_WHAT TO PRODUCE_: Check each line of the data for "القحطانية" and select those that have it.

_INFORMATION PROVIDED_:

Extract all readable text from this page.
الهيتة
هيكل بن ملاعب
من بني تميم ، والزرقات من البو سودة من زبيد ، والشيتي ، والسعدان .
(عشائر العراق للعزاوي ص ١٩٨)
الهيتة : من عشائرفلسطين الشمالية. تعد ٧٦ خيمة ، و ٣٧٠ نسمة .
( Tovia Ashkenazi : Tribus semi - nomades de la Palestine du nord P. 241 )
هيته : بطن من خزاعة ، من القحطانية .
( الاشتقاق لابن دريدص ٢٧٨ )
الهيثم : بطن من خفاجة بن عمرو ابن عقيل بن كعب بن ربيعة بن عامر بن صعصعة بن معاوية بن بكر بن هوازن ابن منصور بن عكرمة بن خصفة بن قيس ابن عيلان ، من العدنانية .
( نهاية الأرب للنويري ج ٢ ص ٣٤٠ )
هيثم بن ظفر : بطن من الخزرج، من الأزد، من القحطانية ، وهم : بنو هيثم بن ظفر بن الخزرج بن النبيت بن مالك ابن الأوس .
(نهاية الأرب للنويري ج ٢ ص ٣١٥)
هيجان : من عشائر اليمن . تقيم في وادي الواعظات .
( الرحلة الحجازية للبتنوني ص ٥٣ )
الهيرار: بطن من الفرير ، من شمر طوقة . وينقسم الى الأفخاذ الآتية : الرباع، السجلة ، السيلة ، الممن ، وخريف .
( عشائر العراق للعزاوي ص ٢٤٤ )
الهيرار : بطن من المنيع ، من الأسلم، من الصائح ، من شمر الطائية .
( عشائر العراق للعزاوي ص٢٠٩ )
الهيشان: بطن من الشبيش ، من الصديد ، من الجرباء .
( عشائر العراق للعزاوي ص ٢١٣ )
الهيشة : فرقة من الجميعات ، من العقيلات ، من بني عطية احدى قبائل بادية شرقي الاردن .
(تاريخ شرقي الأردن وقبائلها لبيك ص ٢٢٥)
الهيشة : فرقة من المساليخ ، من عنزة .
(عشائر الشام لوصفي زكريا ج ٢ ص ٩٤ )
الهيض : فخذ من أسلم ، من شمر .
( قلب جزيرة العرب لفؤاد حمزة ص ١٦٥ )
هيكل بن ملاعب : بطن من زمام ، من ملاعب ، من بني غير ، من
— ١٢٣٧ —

_SOLVED PROBLEM_:
هيته : بطن من خزاعة ، من القحطانية .
هيثم بن ظفر : بطن من الخزرج، من الأزد، من القحطانية ، وهم : بنو هيثم بن ظفر بن الخزرج بن النبيت بن مالك ابن الأوس .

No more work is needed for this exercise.